**Supplied records**
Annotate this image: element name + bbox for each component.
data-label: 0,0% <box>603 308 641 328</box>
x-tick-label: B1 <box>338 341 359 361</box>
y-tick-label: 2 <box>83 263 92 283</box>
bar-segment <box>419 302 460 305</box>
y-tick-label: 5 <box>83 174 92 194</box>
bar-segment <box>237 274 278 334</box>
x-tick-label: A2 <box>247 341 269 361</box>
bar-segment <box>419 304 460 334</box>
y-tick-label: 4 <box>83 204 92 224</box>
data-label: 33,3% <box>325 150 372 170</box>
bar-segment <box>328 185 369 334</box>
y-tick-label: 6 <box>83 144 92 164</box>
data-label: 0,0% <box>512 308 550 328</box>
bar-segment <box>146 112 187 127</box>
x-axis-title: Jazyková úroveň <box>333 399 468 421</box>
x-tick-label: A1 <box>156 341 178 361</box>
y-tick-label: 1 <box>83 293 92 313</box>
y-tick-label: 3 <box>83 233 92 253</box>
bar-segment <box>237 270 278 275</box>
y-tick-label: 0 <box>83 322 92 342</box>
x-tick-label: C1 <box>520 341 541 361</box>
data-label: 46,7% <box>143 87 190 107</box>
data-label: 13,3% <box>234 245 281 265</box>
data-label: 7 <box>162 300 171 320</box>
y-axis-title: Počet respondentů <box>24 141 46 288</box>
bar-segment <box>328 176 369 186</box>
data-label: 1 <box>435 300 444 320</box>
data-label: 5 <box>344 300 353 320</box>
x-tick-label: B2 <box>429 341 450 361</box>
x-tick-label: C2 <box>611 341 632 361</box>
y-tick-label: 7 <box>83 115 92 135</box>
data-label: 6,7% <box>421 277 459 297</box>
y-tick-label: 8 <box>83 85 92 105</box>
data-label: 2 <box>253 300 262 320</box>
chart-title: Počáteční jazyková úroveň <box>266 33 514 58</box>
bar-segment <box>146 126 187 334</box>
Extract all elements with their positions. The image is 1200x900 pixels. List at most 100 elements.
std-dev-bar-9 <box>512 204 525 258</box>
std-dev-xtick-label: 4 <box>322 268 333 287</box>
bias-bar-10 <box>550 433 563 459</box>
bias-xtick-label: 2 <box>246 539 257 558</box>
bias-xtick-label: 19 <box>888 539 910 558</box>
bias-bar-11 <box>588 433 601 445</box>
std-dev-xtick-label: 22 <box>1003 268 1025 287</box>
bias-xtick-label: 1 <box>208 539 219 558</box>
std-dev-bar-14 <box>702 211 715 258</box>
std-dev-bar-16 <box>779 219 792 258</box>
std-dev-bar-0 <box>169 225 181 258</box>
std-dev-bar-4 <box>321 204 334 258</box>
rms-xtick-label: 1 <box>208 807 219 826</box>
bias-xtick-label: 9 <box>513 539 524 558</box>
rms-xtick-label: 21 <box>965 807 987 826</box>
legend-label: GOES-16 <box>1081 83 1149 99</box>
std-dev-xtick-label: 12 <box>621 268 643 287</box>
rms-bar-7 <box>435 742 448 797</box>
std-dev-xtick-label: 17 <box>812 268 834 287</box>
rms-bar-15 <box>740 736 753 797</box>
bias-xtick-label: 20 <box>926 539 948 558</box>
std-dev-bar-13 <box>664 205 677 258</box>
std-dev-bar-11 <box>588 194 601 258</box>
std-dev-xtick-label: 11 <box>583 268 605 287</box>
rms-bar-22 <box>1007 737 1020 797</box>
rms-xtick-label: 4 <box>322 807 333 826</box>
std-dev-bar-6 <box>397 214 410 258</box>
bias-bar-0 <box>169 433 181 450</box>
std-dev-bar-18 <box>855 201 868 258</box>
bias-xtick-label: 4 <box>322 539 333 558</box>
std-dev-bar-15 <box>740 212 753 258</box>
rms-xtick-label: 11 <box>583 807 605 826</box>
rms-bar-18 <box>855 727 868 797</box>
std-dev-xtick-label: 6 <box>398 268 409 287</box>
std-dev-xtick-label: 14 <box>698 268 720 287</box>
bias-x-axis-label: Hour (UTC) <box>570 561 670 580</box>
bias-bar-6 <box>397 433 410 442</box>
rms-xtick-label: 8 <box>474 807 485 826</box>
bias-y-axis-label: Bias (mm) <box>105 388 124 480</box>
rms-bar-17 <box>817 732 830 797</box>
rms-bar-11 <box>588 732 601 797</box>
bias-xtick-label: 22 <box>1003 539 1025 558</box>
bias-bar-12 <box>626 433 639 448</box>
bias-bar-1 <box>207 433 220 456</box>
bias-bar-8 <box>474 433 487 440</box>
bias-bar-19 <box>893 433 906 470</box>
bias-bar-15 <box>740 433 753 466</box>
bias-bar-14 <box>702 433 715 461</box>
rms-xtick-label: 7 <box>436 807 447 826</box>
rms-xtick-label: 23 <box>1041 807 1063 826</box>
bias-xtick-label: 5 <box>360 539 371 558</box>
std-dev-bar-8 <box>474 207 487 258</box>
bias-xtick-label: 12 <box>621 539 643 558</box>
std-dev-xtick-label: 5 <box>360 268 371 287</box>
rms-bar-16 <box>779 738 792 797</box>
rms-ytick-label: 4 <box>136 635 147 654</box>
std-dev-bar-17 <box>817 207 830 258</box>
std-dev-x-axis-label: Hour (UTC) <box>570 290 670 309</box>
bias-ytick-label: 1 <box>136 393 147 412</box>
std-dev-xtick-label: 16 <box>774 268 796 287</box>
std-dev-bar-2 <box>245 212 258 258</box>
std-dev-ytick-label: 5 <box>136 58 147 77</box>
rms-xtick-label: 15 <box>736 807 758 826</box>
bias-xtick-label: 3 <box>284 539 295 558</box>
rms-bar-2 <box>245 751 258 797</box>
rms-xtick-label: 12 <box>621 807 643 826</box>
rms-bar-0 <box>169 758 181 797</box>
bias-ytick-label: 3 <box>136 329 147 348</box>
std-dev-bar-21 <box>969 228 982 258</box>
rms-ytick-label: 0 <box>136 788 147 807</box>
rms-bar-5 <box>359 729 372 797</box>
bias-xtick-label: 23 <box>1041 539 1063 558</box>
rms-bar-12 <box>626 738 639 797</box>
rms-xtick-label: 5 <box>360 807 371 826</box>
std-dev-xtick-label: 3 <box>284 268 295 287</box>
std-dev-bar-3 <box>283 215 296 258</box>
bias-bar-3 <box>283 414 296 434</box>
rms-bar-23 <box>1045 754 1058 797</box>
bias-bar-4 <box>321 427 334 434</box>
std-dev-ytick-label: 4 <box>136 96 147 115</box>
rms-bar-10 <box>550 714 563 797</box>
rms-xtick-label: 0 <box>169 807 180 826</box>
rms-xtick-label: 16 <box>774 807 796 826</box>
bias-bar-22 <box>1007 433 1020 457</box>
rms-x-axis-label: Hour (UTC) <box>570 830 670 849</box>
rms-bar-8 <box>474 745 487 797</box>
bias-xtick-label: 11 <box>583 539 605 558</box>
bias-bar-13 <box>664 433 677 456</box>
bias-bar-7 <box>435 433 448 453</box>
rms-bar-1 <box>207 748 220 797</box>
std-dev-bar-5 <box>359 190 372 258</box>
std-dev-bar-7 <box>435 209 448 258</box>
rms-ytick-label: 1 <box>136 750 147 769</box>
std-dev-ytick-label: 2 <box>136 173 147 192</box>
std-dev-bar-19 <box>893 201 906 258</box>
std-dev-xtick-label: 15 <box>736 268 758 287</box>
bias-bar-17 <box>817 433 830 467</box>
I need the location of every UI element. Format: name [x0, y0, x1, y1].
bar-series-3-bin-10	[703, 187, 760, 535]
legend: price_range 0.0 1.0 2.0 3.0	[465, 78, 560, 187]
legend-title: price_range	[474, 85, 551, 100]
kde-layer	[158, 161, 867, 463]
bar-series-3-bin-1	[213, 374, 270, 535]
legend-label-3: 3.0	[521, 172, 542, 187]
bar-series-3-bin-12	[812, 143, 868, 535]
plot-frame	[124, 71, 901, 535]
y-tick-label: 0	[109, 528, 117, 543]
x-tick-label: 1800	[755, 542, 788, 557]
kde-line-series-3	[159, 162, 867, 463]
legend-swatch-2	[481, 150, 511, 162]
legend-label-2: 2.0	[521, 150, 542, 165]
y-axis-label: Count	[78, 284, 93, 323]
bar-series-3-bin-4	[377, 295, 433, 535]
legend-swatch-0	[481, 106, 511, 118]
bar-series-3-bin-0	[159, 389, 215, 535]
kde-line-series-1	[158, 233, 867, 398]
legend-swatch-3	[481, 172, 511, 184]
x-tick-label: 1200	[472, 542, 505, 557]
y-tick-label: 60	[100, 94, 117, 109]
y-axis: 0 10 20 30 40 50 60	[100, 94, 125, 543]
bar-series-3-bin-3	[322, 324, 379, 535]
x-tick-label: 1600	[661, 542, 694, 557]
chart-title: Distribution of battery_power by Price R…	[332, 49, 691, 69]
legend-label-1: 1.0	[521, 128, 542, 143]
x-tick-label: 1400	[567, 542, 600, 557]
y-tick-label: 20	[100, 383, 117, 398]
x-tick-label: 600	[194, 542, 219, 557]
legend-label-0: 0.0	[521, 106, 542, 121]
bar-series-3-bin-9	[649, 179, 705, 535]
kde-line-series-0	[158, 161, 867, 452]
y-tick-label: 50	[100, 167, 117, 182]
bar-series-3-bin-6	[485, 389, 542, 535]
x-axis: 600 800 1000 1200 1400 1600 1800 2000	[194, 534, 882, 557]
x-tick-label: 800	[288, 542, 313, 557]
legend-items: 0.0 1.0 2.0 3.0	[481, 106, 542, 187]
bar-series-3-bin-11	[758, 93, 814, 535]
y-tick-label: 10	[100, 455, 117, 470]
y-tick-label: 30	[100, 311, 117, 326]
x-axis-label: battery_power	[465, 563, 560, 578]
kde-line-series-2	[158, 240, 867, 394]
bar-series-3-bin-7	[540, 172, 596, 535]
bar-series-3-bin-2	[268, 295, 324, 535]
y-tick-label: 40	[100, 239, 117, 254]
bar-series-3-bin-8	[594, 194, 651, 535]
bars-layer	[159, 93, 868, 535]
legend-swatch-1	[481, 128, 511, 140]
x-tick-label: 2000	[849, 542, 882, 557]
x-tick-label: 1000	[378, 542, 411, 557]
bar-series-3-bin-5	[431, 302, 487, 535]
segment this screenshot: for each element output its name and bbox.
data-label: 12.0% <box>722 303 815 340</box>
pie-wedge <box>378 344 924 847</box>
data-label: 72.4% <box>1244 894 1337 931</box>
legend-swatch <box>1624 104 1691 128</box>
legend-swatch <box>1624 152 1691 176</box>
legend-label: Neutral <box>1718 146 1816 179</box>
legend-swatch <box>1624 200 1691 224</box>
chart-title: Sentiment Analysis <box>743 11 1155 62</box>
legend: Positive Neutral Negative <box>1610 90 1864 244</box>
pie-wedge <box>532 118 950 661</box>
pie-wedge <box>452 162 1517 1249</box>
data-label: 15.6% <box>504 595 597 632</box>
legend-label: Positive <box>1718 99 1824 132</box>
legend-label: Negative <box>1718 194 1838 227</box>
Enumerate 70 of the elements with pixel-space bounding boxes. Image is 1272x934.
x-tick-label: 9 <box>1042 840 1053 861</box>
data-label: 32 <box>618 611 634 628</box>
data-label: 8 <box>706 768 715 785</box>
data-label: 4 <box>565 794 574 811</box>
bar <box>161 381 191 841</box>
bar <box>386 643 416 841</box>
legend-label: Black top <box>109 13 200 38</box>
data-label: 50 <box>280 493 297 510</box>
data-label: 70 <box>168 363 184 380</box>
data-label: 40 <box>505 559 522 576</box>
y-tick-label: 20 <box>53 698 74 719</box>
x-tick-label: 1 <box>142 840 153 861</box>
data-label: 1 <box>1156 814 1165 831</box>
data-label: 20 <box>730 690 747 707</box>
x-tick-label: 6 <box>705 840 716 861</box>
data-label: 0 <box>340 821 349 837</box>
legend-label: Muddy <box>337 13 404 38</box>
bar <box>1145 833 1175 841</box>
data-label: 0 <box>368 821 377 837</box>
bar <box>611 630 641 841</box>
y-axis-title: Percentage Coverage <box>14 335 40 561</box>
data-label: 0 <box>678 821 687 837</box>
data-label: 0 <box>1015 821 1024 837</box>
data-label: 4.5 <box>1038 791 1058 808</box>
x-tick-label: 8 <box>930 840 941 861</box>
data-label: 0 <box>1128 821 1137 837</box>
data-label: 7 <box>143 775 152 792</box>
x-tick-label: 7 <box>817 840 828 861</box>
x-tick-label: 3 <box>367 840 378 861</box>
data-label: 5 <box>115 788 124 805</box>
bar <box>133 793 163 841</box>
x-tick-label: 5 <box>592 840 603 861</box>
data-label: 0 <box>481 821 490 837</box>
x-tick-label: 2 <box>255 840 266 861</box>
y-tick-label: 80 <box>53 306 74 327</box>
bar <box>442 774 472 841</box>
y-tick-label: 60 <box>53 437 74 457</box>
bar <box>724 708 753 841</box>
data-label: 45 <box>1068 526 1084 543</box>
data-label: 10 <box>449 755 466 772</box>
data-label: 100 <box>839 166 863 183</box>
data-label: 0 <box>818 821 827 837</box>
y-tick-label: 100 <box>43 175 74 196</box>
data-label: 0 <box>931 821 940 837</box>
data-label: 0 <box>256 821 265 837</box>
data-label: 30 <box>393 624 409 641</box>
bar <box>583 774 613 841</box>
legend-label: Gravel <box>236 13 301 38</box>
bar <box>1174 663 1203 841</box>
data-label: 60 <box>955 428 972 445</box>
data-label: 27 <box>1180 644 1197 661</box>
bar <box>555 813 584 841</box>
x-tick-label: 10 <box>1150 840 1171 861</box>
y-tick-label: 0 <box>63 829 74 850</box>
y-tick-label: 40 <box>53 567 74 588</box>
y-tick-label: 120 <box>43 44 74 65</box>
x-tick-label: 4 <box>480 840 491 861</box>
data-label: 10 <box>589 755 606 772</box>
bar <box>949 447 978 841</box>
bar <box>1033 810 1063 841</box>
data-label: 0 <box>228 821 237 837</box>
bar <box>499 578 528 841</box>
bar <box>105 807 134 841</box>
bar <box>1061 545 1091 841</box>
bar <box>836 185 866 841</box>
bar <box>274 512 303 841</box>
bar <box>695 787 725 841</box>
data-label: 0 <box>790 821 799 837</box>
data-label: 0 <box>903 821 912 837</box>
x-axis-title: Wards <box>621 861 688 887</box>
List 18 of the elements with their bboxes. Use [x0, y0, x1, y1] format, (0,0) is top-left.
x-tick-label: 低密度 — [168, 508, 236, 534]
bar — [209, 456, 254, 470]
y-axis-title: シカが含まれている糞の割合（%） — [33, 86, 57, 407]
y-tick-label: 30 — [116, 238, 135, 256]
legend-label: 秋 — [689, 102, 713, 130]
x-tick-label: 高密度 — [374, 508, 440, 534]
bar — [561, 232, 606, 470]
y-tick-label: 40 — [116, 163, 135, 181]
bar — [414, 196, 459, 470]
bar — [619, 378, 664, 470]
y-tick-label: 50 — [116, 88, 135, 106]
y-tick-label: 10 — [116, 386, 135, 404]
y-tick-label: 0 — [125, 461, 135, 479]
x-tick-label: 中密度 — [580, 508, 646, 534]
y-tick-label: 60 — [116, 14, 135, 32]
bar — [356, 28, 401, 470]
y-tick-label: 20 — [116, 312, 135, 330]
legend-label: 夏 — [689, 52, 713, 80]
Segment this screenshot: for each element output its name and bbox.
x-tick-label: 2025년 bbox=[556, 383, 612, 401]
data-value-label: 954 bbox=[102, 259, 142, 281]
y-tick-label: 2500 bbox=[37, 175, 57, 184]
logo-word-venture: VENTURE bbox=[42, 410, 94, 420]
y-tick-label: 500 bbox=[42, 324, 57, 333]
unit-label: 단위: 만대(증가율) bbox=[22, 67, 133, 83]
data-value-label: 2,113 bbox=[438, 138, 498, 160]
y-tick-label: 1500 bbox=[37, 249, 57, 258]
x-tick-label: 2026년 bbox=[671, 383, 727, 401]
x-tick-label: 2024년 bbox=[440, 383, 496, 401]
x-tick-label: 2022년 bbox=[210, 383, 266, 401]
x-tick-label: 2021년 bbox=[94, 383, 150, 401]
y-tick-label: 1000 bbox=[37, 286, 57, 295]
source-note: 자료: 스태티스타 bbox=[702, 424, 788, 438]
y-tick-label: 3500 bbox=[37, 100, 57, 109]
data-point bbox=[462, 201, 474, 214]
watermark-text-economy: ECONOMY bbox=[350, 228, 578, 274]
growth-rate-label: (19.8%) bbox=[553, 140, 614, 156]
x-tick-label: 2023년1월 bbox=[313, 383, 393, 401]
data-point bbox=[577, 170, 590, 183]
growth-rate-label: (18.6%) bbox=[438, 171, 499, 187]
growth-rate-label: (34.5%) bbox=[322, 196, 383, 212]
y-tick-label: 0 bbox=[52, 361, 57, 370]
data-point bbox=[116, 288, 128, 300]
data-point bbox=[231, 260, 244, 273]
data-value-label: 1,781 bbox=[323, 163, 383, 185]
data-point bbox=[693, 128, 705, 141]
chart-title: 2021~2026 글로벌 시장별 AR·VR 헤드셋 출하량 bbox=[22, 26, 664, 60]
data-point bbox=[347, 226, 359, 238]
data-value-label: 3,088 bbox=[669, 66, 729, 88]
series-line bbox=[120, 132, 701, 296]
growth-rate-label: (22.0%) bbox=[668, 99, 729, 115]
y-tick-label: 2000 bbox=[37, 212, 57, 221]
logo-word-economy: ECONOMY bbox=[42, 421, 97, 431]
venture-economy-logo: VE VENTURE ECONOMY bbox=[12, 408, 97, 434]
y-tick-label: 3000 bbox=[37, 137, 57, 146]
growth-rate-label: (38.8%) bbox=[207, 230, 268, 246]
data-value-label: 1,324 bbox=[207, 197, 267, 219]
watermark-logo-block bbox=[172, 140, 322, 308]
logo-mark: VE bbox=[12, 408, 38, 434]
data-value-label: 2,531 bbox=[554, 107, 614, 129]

**What you should do**
Reproduce verbatim every line from the first one through the line containing "x-axis-title: Jazyková úroveň", including that line.

**Task answer**
Annotate this image: element name + bbox for each component.
data-label: 0,0% <box>603 308 641 328</box>
x-tick-label: B1 <box>338 341 359 361</box>
y-tick-label: 2 <box>83 263 92 283</box>
bar-segment <box>419 302 460 305</box>
y-tick-label: 5 <box>83 174 92 194</box>
bar-segment <box>237 274 278 334</box>
x-tick-label: A2 <box>247 341 269 361</box>
bar-segment <box>419 304 460 334</box>
y-tick-label: 4 <box>83 204 92 224</box>
data-label: 33,3% <box>325 150 372 170</box>
bar-segment <box>328 185 369 334</box>
y-tick-label: 6 <box>83 144 92 164</box>
data-label: 0,0% <box>512 308 550 328</box>
bar-segment <box>146 112 187 127</box>
x-axis-title: Jazyková úroveň <box>333 399 468 421</box>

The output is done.